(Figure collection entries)
=-=-=-=-=
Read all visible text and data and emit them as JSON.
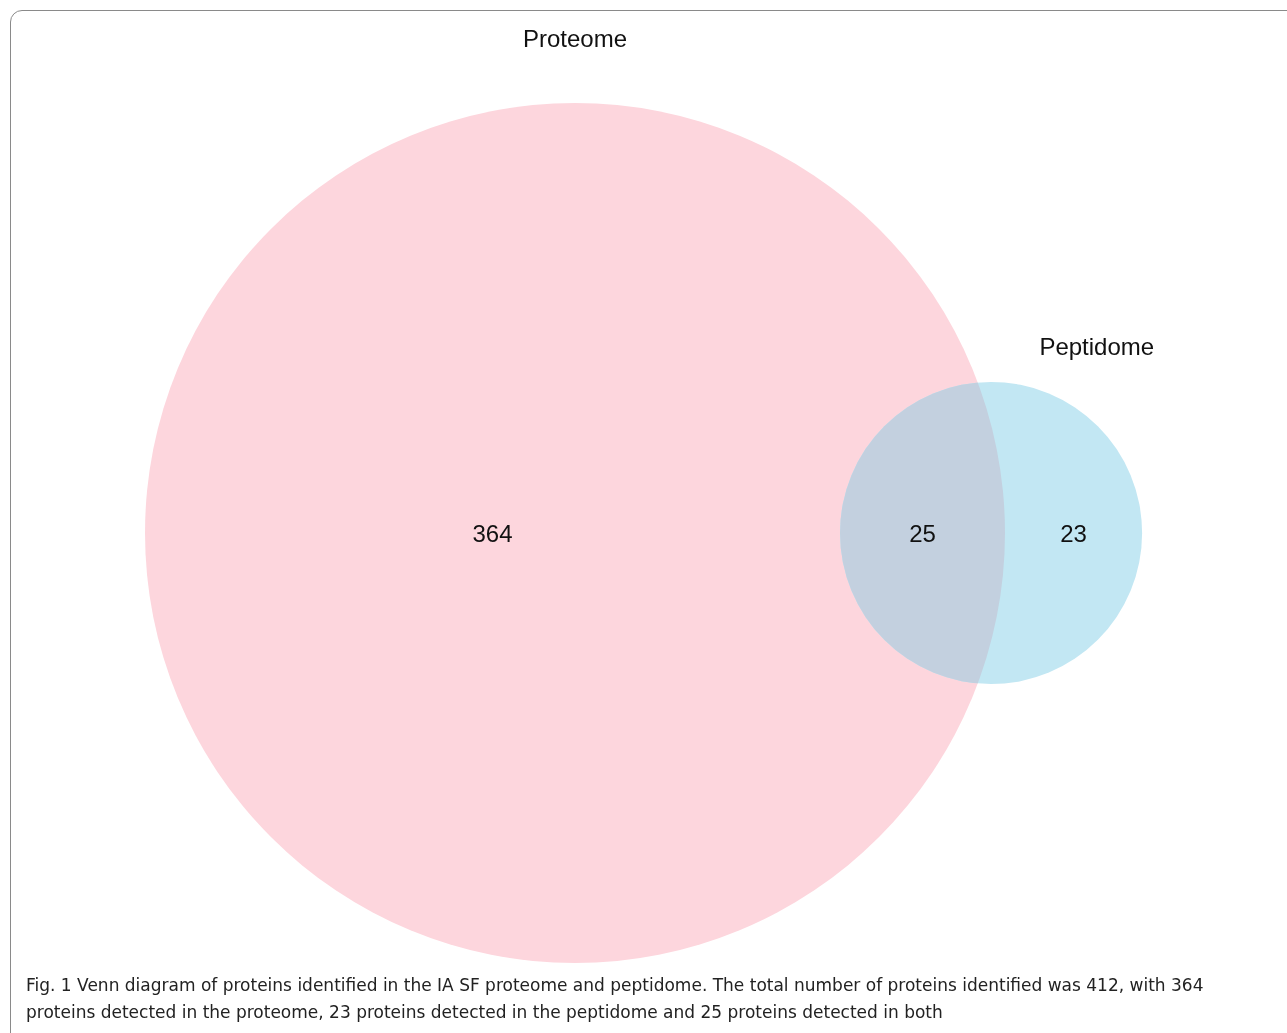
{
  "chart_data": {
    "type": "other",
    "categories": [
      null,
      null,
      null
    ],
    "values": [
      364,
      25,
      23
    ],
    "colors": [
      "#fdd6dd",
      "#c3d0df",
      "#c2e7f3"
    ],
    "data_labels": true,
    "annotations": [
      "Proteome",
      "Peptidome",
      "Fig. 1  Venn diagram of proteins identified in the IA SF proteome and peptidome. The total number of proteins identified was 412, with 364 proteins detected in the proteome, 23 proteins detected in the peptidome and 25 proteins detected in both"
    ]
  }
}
=-=-=-=-=
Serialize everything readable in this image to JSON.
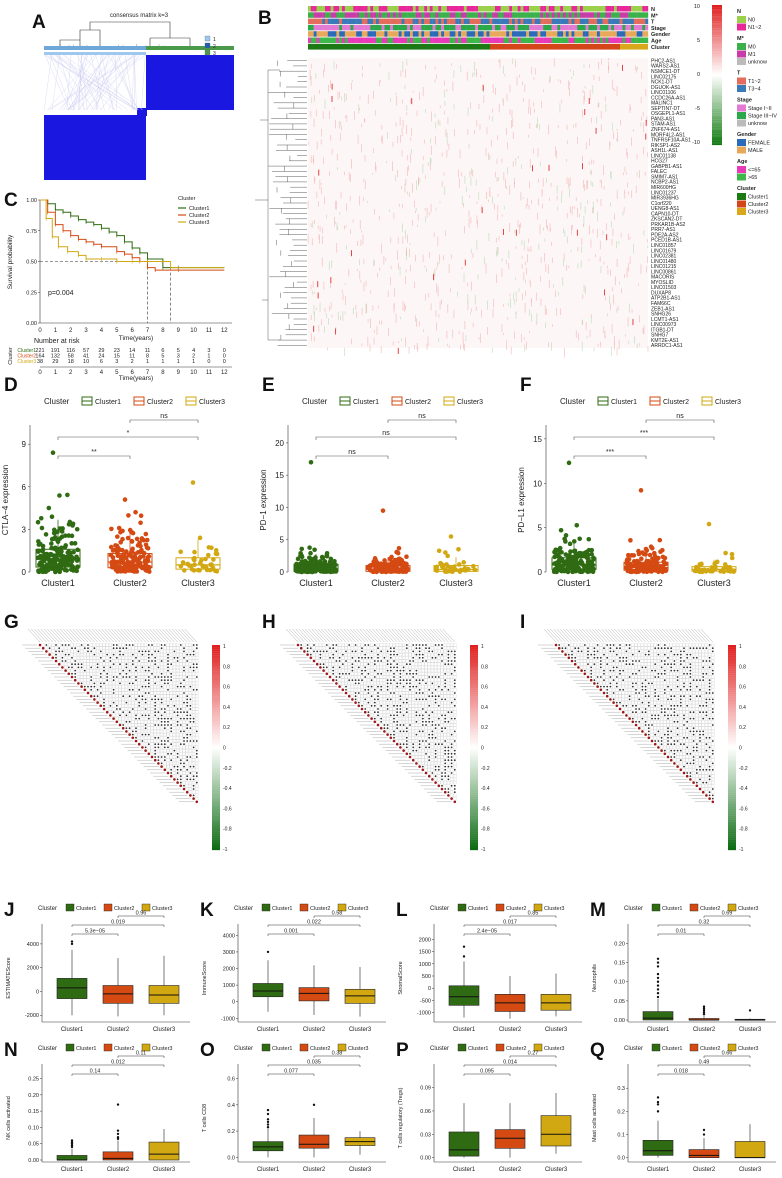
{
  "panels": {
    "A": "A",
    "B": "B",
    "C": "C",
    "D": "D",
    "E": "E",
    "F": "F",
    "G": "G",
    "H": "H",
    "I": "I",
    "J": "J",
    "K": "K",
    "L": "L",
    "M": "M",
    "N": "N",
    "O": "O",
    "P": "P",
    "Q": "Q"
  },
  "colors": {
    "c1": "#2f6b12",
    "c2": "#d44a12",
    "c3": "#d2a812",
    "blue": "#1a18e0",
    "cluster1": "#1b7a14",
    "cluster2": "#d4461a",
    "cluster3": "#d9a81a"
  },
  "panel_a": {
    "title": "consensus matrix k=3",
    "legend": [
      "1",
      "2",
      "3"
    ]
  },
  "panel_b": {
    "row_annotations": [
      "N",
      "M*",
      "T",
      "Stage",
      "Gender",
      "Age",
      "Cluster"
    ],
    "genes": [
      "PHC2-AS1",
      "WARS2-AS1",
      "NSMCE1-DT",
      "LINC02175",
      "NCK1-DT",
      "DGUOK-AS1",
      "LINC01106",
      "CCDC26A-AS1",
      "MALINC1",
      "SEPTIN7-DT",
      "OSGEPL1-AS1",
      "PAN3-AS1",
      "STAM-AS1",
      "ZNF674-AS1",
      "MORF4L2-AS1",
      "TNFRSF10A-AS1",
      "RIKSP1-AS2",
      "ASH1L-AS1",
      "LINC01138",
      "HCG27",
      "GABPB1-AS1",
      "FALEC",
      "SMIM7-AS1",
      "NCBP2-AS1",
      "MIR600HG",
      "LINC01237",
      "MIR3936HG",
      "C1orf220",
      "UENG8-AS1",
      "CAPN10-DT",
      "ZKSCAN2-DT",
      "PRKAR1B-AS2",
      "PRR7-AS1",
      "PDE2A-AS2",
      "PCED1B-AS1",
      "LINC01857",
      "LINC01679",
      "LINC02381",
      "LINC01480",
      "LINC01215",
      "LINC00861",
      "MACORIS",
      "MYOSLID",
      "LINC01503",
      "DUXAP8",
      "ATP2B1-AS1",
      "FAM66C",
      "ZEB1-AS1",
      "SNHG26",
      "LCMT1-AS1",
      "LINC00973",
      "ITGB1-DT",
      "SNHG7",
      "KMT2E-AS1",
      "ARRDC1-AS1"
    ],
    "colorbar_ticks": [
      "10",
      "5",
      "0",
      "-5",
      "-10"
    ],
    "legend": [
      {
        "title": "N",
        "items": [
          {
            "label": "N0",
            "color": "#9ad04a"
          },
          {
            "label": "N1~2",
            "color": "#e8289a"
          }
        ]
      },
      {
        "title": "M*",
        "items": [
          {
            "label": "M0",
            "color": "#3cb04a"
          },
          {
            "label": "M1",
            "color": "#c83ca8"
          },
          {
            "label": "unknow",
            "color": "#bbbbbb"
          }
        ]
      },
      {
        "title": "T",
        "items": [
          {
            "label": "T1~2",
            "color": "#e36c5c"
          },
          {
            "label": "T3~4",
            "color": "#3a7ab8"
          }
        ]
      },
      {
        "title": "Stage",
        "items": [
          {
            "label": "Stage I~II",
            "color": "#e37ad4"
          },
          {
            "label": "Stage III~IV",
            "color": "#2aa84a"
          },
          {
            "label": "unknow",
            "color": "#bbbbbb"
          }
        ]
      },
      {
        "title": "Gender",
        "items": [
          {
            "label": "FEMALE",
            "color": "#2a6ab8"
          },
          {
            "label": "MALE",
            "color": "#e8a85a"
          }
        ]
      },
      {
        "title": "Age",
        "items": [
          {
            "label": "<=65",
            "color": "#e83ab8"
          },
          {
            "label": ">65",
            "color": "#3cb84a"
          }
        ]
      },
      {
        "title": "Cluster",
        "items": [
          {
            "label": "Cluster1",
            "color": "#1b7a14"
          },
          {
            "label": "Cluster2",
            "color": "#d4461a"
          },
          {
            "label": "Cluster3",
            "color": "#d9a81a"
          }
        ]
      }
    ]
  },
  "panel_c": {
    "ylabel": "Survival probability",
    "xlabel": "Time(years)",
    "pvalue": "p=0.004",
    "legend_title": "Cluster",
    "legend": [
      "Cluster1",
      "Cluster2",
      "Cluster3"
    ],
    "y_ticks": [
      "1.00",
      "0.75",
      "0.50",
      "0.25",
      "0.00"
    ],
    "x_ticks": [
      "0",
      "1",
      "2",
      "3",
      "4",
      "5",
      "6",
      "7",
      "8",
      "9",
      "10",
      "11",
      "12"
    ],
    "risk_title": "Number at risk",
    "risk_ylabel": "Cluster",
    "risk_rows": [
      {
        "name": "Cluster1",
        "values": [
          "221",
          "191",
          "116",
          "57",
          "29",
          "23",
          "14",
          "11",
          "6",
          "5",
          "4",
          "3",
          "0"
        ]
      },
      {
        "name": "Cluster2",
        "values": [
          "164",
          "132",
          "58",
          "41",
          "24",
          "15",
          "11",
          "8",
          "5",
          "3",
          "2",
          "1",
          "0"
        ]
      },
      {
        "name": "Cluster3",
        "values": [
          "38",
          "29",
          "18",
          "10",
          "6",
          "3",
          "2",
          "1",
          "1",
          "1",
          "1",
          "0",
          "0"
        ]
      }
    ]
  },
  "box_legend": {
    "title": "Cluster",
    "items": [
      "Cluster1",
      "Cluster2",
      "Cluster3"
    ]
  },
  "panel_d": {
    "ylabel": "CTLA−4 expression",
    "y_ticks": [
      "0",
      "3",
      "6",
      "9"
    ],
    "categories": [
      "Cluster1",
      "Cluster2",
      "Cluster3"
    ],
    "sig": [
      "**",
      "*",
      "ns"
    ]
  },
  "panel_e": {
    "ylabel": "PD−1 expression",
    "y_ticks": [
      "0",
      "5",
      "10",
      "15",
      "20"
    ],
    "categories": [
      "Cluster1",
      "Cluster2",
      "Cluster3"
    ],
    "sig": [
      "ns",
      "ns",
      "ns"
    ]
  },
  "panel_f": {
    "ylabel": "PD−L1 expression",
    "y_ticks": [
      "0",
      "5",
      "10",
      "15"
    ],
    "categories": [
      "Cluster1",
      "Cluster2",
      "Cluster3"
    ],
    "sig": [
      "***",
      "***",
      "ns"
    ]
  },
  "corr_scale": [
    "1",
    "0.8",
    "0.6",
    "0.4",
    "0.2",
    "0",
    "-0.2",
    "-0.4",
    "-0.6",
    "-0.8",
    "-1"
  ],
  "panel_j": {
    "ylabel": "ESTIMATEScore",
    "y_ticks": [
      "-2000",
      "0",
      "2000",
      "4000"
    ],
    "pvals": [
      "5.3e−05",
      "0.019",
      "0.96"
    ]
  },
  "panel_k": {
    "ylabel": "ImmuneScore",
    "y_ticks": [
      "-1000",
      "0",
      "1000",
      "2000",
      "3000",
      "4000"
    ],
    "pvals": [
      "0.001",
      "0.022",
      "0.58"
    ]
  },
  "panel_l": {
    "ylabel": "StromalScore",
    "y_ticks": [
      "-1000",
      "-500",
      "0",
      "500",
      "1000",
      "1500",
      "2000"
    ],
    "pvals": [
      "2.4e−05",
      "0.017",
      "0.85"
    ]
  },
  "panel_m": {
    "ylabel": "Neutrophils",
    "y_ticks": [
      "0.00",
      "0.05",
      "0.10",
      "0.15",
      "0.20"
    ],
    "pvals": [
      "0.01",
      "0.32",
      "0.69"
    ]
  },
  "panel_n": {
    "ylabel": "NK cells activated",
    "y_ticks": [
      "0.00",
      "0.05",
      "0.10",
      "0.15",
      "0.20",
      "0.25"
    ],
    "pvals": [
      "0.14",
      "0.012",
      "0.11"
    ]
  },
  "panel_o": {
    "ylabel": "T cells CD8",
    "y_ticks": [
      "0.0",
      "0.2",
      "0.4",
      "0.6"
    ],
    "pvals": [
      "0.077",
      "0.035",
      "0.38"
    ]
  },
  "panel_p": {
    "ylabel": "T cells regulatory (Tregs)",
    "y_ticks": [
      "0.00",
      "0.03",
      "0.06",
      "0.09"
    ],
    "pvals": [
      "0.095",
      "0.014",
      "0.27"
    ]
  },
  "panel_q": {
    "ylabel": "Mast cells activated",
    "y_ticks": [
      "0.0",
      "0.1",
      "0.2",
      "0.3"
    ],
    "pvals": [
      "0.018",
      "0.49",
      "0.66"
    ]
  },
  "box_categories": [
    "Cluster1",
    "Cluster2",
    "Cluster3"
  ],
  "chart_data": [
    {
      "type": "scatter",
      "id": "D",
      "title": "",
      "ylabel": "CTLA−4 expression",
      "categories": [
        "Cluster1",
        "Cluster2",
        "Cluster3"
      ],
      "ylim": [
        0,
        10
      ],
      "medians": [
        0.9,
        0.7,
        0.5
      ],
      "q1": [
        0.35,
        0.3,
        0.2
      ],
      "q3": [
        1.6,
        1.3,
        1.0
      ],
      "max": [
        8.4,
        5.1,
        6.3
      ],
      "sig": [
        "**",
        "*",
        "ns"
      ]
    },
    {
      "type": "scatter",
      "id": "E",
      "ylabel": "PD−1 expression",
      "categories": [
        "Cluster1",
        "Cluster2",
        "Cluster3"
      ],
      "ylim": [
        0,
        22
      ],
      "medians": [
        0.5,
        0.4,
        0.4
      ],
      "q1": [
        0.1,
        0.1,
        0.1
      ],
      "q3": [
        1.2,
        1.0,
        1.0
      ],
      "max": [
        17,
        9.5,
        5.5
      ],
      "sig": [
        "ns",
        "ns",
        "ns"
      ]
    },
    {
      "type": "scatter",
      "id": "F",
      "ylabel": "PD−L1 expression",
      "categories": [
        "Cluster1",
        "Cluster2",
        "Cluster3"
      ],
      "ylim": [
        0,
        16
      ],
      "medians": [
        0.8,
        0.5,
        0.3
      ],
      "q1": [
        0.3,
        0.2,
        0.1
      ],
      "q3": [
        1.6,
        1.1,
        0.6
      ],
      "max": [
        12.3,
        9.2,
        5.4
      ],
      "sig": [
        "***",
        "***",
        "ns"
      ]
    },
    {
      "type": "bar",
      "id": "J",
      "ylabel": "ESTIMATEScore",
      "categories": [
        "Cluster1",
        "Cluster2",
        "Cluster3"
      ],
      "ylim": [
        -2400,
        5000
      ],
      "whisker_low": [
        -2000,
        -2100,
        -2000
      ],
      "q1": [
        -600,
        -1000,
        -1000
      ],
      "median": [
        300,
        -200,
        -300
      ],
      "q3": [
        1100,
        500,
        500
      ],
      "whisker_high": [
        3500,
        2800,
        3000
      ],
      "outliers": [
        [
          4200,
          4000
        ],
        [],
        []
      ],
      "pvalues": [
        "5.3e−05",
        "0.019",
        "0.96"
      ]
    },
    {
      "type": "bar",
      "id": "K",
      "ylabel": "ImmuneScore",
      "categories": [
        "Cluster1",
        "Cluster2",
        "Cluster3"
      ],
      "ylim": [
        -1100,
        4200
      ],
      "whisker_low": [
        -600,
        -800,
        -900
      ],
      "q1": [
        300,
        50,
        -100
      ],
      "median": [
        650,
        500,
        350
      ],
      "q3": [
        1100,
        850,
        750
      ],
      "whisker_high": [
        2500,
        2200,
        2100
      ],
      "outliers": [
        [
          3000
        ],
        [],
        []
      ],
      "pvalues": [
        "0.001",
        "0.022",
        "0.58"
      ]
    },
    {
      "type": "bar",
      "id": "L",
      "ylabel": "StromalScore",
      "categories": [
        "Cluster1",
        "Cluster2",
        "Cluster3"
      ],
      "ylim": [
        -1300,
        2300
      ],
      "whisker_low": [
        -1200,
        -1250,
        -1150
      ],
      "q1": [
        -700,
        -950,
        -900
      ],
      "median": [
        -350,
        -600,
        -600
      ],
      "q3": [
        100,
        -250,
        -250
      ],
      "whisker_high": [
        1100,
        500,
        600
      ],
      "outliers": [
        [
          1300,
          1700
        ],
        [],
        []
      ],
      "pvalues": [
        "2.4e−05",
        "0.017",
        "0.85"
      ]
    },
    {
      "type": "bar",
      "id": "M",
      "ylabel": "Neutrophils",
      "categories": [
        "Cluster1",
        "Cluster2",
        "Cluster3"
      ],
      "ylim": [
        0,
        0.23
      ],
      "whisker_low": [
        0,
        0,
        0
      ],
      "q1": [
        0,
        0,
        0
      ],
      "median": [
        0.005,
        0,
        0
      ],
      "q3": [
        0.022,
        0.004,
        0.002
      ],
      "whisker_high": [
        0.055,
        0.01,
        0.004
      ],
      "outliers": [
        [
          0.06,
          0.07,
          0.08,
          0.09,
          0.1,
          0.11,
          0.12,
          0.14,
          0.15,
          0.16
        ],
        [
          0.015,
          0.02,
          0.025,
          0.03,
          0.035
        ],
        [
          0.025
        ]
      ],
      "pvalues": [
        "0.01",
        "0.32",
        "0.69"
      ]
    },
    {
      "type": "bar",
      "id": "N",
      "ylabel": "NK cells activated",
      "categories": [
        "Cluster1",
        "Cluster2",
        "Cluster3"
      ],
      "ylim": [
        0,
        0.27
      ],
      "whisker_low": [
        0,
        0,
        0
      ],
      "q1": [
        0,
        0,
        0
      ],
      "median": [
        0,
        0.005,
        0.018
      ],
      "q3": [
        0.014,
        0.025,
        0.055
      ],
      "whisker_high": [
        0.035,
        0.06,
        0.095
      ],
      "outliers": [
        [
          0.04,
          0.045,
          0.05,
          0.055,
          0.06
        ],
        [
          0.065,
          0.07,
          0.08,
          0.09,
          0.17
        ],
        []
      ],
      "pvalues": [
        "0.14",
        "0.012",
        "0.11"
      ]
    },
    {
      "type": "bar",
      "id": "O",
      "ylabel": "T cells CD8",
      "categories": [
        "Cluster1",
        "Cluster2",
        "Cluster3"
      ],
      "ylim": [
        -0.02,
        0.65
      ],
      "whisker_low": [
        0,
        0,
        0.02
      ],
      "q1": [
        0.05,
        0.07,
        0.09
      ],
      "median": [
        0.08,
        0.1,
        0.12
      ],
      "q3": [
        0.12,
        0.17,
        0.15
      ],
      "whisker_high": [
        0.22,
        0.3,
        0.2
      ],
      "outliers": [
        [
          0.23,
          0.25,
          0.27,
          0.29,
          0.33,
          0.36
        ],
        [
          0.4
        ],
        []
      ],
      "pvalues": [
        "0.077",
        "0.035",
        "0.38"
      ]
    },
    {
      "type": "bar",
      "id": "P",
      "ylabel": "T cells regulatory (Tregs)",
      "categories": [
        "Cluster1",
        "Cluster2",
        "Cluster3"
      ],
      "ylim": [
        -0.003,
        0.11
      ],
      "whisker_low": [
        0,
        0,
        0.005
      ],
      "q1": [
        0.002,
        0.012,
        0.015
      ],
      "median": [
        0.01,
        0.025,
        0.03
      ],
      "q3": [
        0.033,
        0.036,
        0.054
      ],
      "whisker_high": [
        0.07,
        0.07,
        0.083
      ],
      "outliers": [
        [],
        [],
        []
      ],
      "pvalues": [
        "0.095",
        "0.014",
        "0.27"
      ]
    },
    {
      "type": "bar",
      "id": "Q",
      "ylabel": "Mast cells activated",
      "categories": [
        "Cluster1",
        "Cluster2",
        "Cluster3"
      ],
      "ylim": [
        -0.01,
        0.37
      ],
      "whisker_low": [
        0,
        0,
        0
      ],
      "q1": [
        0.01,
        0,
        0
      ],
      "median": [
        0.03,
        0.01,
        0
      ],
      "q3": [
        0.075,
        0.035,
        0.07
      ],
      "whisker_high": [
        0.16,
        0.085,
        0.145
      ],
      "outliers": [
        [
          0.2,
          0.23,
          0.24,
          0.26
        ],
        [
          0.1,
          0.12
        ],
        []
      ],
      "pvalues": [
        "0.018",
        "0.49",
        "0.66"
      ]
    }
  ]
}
=-=-=-=-=
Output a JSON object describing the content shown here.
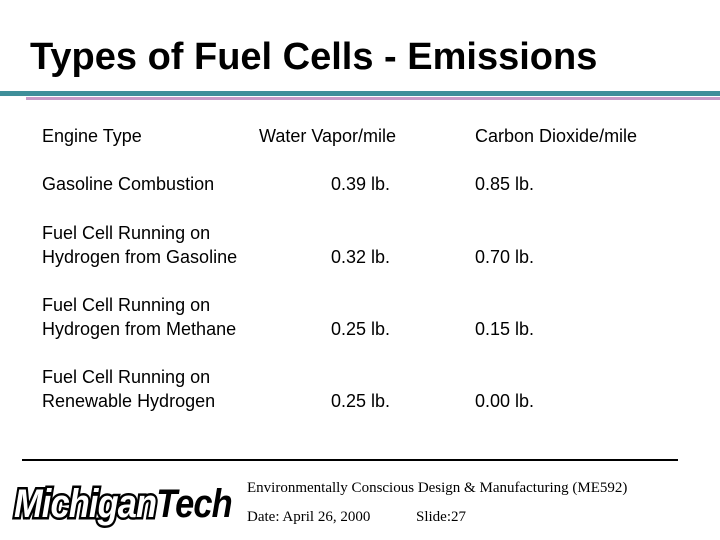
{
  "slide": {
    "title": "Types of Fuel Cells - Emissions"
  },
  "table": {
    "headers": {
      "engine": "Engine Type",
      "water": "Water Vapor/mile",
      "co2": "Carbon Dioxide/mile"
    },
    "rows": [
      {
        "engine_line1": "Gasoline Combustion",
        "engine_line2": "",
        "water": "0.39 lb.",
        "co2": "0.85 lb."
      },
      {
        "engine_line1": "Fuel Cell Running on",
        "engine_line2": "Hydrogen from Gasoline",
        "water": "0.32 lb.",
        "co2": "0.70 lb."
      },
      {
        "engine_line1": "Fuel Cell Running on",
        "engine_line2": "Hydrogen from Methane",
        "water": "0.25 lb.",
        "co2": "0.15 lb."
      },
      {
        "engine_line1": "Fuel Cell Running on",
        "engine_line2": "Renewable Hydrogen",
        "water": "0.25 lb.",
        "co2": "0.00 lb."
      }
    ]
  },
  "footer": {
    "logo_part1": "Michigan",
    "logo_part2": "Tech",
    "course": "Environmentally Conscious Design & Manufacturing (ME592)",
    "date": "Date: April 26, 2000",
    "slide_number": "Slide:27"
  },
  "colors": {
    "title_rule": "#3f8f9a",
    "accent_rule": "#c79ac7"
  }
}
=-=-=-=-=
→ Try it: Gather up every line in the data above that contains the word "Tregs", copying each one.

→ Your response:
    "ylabel": "T cells regulatory (Tregs)",
      "ylabel": "T cells regulatory (Tregs)",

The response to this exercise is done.